# START OF INPUT

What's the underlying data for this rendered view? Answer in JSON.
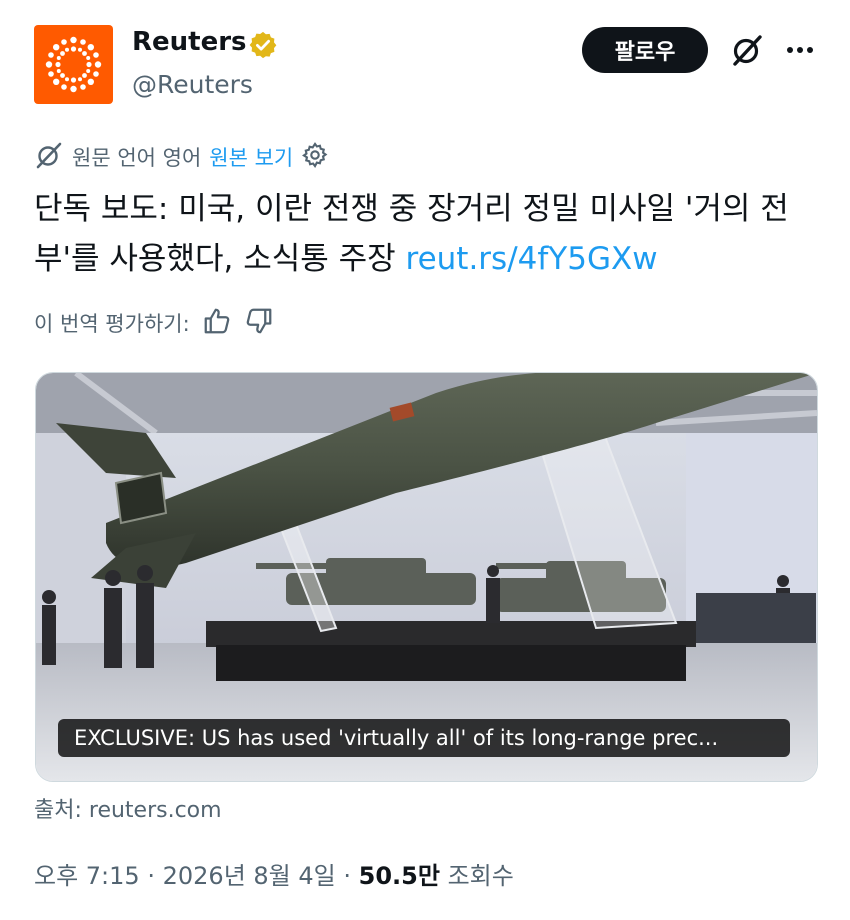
{
  "author": {
    "name": "Reuters",
    "handle": "@Reuters",
    "verified": true,
    "logo_color": "#ff5a00"
  },
  "actions": {
    "follow_label": "팔로우",
    "grok_icon": "grok-icon",
    "more_icon": "more-icon"
  },
  "translation": {
    "note": "원문 언어 영어",
    "show_original": "원본 보기",
    "settings_icon": "gear-icon"
  },
  "tweet": {
    "text": "단독 보도: 미국, 이란 전쟁 중 장거리 정밀 미사일 '거의 전부'를 사용했다, 소식통 주장 ",
    "link": "reut.rs/4fY5GXw"
  },
  "rate": {
    "label": "이 번역 평가하기:",
    "thumbs_up_icon": "thumbs-up-icon",
    "thumbs_down_icon": "thumbs-down-icon"
  },
  "media": {
    "caption": "EXCLUSIVE: US has used 'virtually all' of its long-range prec..."
  },
  "source": "출처: reuters.com",
  "meta": {
    "time": "오후 7:15",
    "date": "2026년 8월 4일",
    "sep": "·",
    "views": "50.5만",
    "views_label": "조회수"
  },
  "colors": {
    "text": "#0f1419",
    "secondary": "#536471",
    "link": "#1d9bf0",
    "follow_bg": "#0f1419"
  }
}
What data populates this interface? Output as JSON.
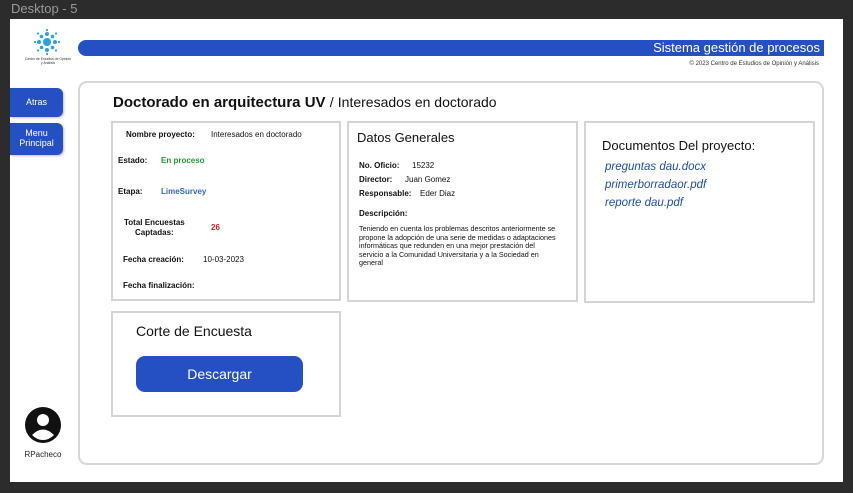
{
  "frame": {
    "label": "Desktop - 5"
  },
  "brand": {
    "logo_text": "Centro de Estudios de Opinión y Análisis"
  },
  "header": {
    "title": "Sistema gestión de procesos",
    "copyright": "© 2023 Centro de Estudios de Opinión y Análisis"
  },
  "sidebar": {
    "back_label": "Atras",
    "menu_line1": "Menu",
    "menu_line2": "Principal",
    "user_name": "RPacheco"
  },
  "page": {
    "title": "Doctorado en arquitectura UV",
    "separator": "/",
    "subtitle": "Interesados en doctorado"
  },
  "project": {
    "name_label": "Nombre proyecto:",
    "name_value": "Interesados en doctorado",
    "status_label": "Estado:",
    "status_value": "En proceso",
    "stage_label": "Etapa:",
    "stage_value": "LimeSurvey",
    "total_label_1": "Total Encuestas",
    "total_label_2": "Captadas:",
    "total_value": "26",
    "created_label": "Fecha creación:",
    "created_value": "10-03-2023",
    "finished_label": "Fecha finalización:",
    "finished_value": ""
  },
  "general": {
    "title": "Datos Generales",
    "oficio_label": "No. Oficio:",
    "oficio_value": "15232",
    "director_label": "Director:",
    "director_value": "Juan Gomez",
    "responsable_label": "Responsable:",
    "responsable_value": "Eder Diaz",
    "description_label": "Descripción:",
    "description_value": "Teniendo en cuenta los problemas descritos anteriormente se propone la adopción de una serie de medidas o adaptaciones informáticas que redunden en una mejor prestación del servicio a la Comunidad Universitaria y a la Sociedad en general"
  },
  "documents": {
    "title": "Documentos Del proyecto:",
    "files": [
      "preguntas dau.docx",
      "primerborradaor.pdf",
      "reporte dau.pdf"
    ]
  },
  "cut": {
    "title": "Corte de Encuesta",
    "button_label": "Descargar"
  },
  "colors": {
    "primary": "#2550c4",
    "status_green": "#1e9a33",
    "stage_blue": "#3266c8",
    "count_red": "#e21c1c",
    "link_blue": "#1f4fa6"
  }
}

# END OF INPUT

SET EXERCISE
Omit the pictures. Output every record above word for word.

EXERCISE ANSWER
What's the underlying data for this rendered view? Answer in JSON.
{
  "author": {
    "name": "Reuters",
    "handle": "@Reuters",
    "verified": true,
    "logo_color": "#ff5a00"
  },
  "actions": {
    "follow_label": "팔로우",
    "grok_icon": "grok-icon",
    "more_icon": "more-icon"
  },
  "translation": {
    "note": "원문 언어 영어",
    "show_original": "원본 보기",
    "settings_icon": "gear-icon"
  },
  "tweet": {
    "text": "단독 보도: 미국, 이란 전쟁 중 장거리 정밀 미사일 '거의 전부'를 사용했다, 소식통 주장 ",
    "link": "reut.rs/4fY5GXw"
  },
  "rate": {
    "label": "이 번역 평가하기:",
    "thumbs_up_icon": "thumbs-up-icon",
    "thumbs_down_icon": "thumbs-down-icon"
  },
  "media": {
    "caption": "EXCLUSIVE: US has used 'virtually all' of its long-range prec..."
  },
  "source": "출처: reuters.com",
  "meta": {
    "time": "오후 7:15",
    "date": "2026년 8월 4일",
    "sep": "·",
    "views": "50.5만",
    "views_label": "조회수"
  },
  "colors": {
    "text": "#0f1419",
    "secondary": "#536471",
    "link": "#1d9bf0",
    "follow_bg": "#0f1419"
  }
}
What data populates this interface? Output as JSON.
{
  "frame": {
    "label": "Desktop - 5"
  },
  "brand": {
    "logo_text": "Centro de Estudios de Opinión y Análisis"
  },
  "header": {
    "title": "Sistema gestión de procesos",
    "copyright": "© 2023 Centro de Estudios de Opinión y Análisis"
  },
  "sidebar": {
    "back_label": "Atras",
    "menu_line1": "Menu",
    "menu_line2": "Principal",
    "user_name": "RPacheco"
  },
  "page": {
    "title": "Doctorado en arquitectura UV",
    "separator": "/",
    "subtitle": "Interesados en doctorado"
  },
  "project": {
    "name_label": "Nombre proyecto:",
    "name_value": "Interesados en doctorado",
    "status_label": "Estado:",
    "status_value": "En proceso",
    "stage_label": "Etapa:",
    "stage_value": "LimeSurvey",
    "total_label_1": "Total Encuestas",
    "total_label_2": "Captadas:",
    "total_value": "26",
    "created_label": "Fecha creación:",
    "created_value": "10-03-2023",
    "finished_label": "Fecha finalización:",
    "finished_value": ""
  },
  "general": {
    "title": "Datos Generales",
    "oficio_label": "No. Oficio:",
    "oficio_value": "15232",
    "director_label": "Director:",
    "director_value": "Juan Gomez",
    "responsable_label": "Responsable:",
    "responsable_value": "Eder Diaz",
    "description_label": "Descripción:",
    "description_value": "Teniendo en cuenta los problemas descritos anteriormente se propone la adopción de una serie de medidas o adaptaciones informáticas que redunden en una mejor prestación del servicio a la Comunidad Universitaria y a la Sociedad en general"
  },
  "documents": {
    "title": "Documentos Del proyecto:",
    "files": [
      "preguntas dau.docx",
      "primerborradaor.pdf",
      "reporte dau.pdf"
    ]
  },
  "cut": {
    "title": "Corte de Encuesta",
    "button_label": "Descargar"
  },
  "colors": {
    "primary": "#2550c4",
    "status_green": "#1e9a33",
    "stage_blue": "#3266c8",
    "count_red": "#e21c1c",
    "link_blue": "#1f4fa6"
  }
}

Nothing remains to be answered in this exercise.